TASK PROMPT:
Reproduce every line of the listing as written, apart from the pictures.

+===+

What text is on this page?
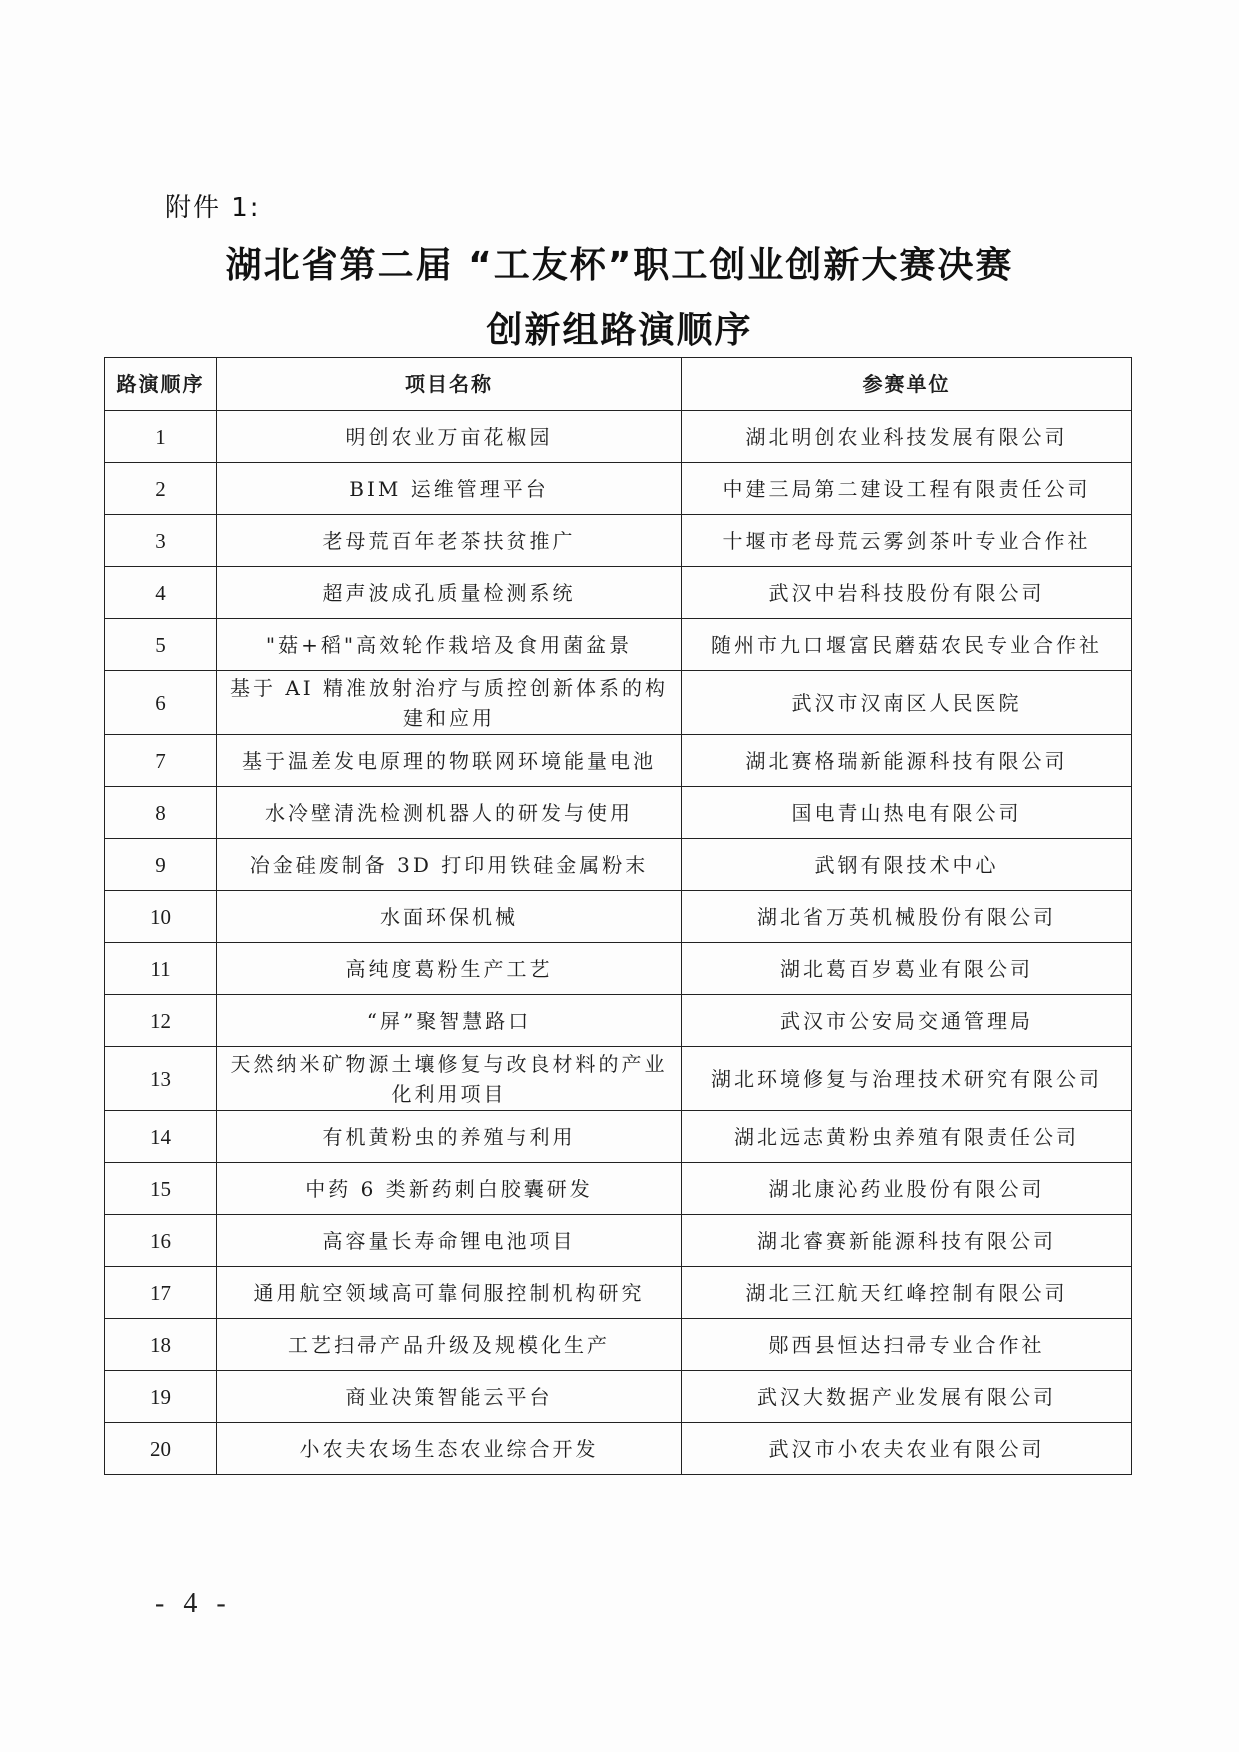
附件 1:
湖北省第二届 “工友杯”职工创业创新大赛决赛
创新组路演顺序
路演顺序	项目名称	参赛单位
1	明创农业万亩花椒园	湖北明创农业科技发展有限公司
2	BIM 运维管理平台	中建三局第二建设工程有限责任公司
3	老母荒百年老茶扶贫推广	十堰市老母荒云雾剑茶叶专业合作社
4	超声波成孔质量检测系统	武汉中岩科技股份有限公司
5	"菇+稻"高效轮作栽培及食用菌盆景	随州市九口堰富民蘑菇农民专业合作社
6	基于 AI 精准放射治疗与质控创新体系的构建和应用	武汉市汉南区人民医院
7	基于温差发电原理的物联网环境能量电池	湖北赛格瑞新能源科技有限公司
8	水冷壁清洗检测机器人的研发与使用	国电青山热电有限公司
9	冶金硅废制备 3D 打印用铁硅金属粉末	武钢有限技术中心
10	水面环保机械	湖北省万英机械股份有限公司
11	高纯度葛粉生产工艺	湖北葛百岁葛业有限公司
12	“屏”聚智慧路口	武汉市公安局交通管理局
13	天然纳米矿物源土壤修复与改良材料的产业化利用项目	湖北环境修复与治理技术研究有限公司
14	有机黄粉虫的养殖与利用	湖北远志黄粉虫养殖有限责任公司
15	中药 6 类新药刺白胶囊研发	湖北康沁药业股份有限公司
16	高容量长寿命锂电池项目	湖北睿赛新能源科技有限公司
17	通用航空领域高可靠伺服控制机构研究	湖北三江航天红峰控制有限公司
18	工艺扫帚产品升级及规模化生产	郧西县恒达扫帚专业合作社
19	商业决策智能云平台	武汉大数据产业发展有限公司
20	小农夫农场生态农业综合开发	武汉市小农夫农业有限公司
- 4 -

+===+

SOLUTION:
What text is on this page?
附件 1:
湖北省第二届 “工友杯”职工创业创新大赛决赛
创新组路演顺序
路演顺序	项目名称	参赛单位
1	明创农业万亩花椒园	湖北明创农业科技发展有限公司
2	BIM 运维管理平台	中建三局第二建设工程有限责任公司
3	老母荒百年老茶扶贫推广	十堰市老母荒云雾剑茶叶专业合作社
4	超声波成孔质量检测系统	武汉中岩科技股份有限公司
5	"菇+稻"高效轮作栽培及食用菌盆景	随州市九口堰富民蘑菇农民专业合作社
6	基于 AI 精准放射治疗与质控创新体系的构建和应用	武汉市汉南区人民医院
7	基于温差发电原理的物联网环境能量电池	湖北赛格瑞新能源科技有限公司
8	水冷壁清洗检测机器人的研发与使用	国电青山热电有限公司
9	冶金硅废制备 3D 打印用铁硅金属粉末	武钢有限技术中心
10	水面环保机械	湖北省万英机械股份有限公司
11	高纯度葛粉生产工艺	湖北葛百岁葛业有限公司
12	“屏”聚智慧路口	武汉市公安局交通管理局
13	天然纳米矿物源土壤修复与改良材料的产业化利用项目	湖北环境修复与治理技术研究有限公司
14	有机黄粉虫的养殖与利用	湖北远志黄粉虫养殖有限责任公司
15	中药 6 类新药刺白胶囊研发	湖北康沁药业股份有限公司
16	高容量长寿命锂电池项目	湖北睿赛新能源科技有限公司
17	通用航空领域高可靠伺服控制机构研究	湖北三江航天红峰控制有限公司
18	工艺扫帚产品升级及规模化生产	郧西县恒达扫帚专业合作社
19	商业决策智能云平台	武汉大数据产业发展有限公司
20	小农夫农场生态农业综合开发	武汉市小农夫农业有限公司
- 4 -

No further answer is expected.